> [The problem] Write the material out again in full, exactly.

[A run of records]
__________________________________________________

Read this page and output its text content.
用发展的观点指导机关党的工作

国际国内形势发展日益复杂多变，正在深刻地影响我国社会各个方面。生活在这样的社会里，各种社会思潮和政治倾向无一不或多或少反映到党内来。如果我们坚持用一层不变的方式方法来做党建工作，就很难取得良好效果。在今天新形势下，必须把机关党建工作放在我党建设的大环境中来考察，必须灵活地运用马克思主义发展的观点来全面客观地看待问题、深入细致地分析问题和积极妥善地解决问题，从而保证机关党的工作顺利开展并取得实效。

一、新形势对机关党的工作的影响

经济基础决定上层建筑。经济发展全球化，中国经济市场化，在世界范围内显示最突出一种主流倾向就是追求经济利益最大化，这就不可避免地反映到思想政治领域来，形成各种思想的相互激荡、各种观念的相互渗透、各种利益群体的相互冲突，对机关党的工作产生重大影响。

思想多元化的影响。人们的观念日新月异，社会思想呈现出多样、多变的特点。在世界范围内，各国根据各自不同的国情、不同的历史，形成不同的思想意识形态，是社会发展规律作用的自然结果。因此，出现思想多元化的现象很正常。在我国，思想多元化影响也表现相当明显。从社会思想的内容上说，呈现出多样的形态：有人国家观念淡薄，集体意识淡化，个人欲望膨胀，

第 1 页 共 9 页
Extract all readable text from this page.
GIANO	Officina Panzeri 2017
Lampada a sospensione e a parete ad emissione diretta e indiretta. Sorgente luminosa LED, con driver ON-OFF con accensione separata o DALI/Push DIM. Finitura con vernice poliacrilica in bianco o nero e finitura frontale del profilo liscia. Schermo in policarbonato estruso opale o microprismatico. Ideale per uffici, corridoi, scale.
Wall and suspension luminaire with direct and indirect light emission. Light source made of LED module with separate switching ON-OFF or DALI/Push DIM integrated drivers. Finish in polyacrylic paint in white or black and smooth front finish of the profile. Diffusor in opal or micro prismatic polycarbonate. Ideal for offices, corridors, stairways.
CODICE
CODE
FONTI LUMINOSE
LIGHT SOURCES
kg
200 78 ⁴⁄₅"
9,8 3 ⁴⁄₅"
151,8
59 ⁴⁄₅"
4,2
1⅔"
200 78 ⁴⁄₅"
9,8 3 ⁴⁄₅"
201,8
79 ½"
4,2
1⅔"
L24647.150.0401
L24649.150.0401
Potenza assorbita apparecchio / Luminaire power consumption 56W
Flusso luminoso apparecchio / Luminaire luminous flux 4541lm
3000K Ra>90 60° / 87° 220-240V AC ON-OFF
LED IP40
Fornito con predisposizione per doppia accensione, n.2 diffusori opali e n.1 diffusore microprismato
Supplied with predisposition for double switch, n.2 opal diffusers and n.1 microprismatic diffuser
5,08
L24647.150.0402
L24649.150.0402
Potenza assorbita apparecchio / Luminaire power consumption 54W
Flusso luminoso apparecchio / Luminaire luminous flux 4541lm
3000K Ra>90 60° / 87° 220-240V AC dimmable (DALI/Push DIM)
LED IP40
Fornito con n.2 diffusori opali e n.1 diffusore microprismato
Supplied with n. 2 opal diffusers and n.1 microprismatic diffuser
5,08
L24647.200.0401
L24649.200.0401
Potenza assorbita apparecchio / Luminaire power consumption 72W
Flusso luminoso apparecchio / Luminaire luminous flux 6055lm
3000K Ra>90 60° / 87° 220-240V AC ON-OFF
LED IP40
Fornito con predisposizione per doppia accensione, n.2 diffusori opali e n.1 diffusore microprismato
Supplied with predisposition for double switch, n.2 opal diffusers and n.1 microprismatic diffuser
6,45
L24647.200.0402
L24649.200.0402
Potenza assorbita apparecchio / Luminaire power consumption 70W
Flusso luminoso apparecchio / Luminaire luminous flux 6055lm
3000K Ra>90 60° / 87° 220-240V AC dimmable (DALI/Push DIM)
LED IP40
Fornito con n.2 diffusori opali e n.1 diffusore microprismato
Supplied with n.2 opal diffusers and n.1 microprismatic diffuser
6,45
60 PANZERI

__________________________________________________

> [The response]
Read this page and output its text content.
用发展的观点指导机关党的工作

国际国内形势发展日益复杂多变，正在深刻地影响我国社会各个方面。生活在这样的社会里，各种社会思潮和政治倾向无一不或多或少反映到党内来。如果我们坚持用一层不变的方式方法来做党建工作，就很难取得良好效果。在今天新形势下，必须把机关党建工作放在我党建设的大环境中来考察，必须灵活地运用马克思主义发展的观点来全面客观地看待问题、深入细致地分析问题和积极妥善地解决问题，从而保证机关党的工作顺利开展并取得实效。

一、新形势对机关党的工作的影响

经济基础决定上层建筑。经济发展全球化，中国经济市场化，在世界范围内显示最突出一种主流倾向就是追求经济利益最大化，这就不可避免地反映到思想政治领域来，形成各种思想的相互激荡、各种观念的相互渗透、各种利益群体的相互冲突，对机关党的工作产生重大影响。

思想多元化的影响。人们的观念日新月异，社会思想呈现出多样、多变的特点。在世界范围内，各国根据各自不同的国情、不同的历史，形成不同的思想意识形态，是社会发展规律作用的自然结果。因此，出现思想多元化的现象很正常。在我国，思想多元化影响也表现相当明显。从社会思想的内容上说，呈现出多样的形态：有人国家观念淡薄，集体意识淡化，个人欲望膨胀，

第 1 页 共 9 页
Extract all readable text from this page.
GIANO	Officina Panzeri 2017
Lampada a sospensione e a parete ad emissione diretta e indiretta. Sorgente luminosa LED, con driver ON-OFF con accensione separata o DALI/Push DIM. Finitura con vernice poliacrilica in bianco o nero e finitura frontale del profilo liscia. Schermo in policarbonato estruso opale o microprismatico. Ideale per uffici, corridoi, scale.
Wall and suspension luminaire with direct and indirect light emission. Light source made of LED module with separate switching ON-OFF or DALI/Push DIM integrated drivers. Finish in polyacrylic paint in white or black and smooth front finish of the profile. Diffusor in opal or micro prismatic polycarbonate. Ideal for offices, corridors, stairways.
CODICE
CODE
FONTI LUMINOSE
LIGHT SOURCES
kg
200 78 ⁴⁄₅"
9,8 3 ⁴⁄₅"
151,8
59 ⁴⁄₅"
4,2
1⅔"
200 78 ⁴⁄₅"
9,8 3 ⁴⁄₅"
201,8
79 ½"
4,2
1⅔"
L24647.150.0401
L24649.150.0401
Potenza assorbita apparecchio / Luminaire power consumption 56W
Flusso luminoso apparecchio / Luminaire luminous flux 4541lm
3000K Ra>90 60° / 87° 220-240V AC ON-OFF
LED IP40
Fornito con predisposizione per doppia accensione, n.2 diffusori opali e n.1 diffusore microprismato
Supplied with predisposition for double switch, n.2 opal diffusers and n.1 microprismatic diffuser
5,08
L24647.150.0402
L24649.150.0402
Potenza assorbita apparecchio / Luminaire power consumption 54W
Flusso luminoso apparecchio / Luminaire luminous flux 4541lm
3000K Ra>90 60° / 87° 220-240V AC dimmable (DALI/Push DIM)
LED IP40
Fornito con n.2 diffusori opali e n.1 diffusore microprismato
Supplied with n. 2 opal diffusers and n.1 microprismatic diffuser
5,08
L24647.200.0401
L24649.200.0401
Potenza assorbita apparecchio / Luminaire power consumption 72W
Flusso luminoso apparecchio / Luminaire luminous flux 6055lm
3000K Ra>90 60° / 87° 220-240V AC ON-OFF
LED IP40
Fornito con predisposizione per doppia accensione, n.2 diffusori opali e n.1 diffusore microprismato
Supplied with predisposition for double switch, n.2 opal diffusers and n.1 microprismatic diffuser
6,45
L24647.200.0402
L24649.200.0402
Potenza assorbita apparecchio / Luminaire power consumption 70W
Flusso luminoso apparecchio / Luminaire luminous flux 6055lm
3000K Ra>90 60° / 87° 220-240V AC dimmable (DALI/Push DIM)
LED IP40
Fornito con n.2 diffusori opali e n.1 diffusore microprismato
Supplied with n.2 opal diffusers and n.1 microprismatic diffuser
6,45
60 PANZERI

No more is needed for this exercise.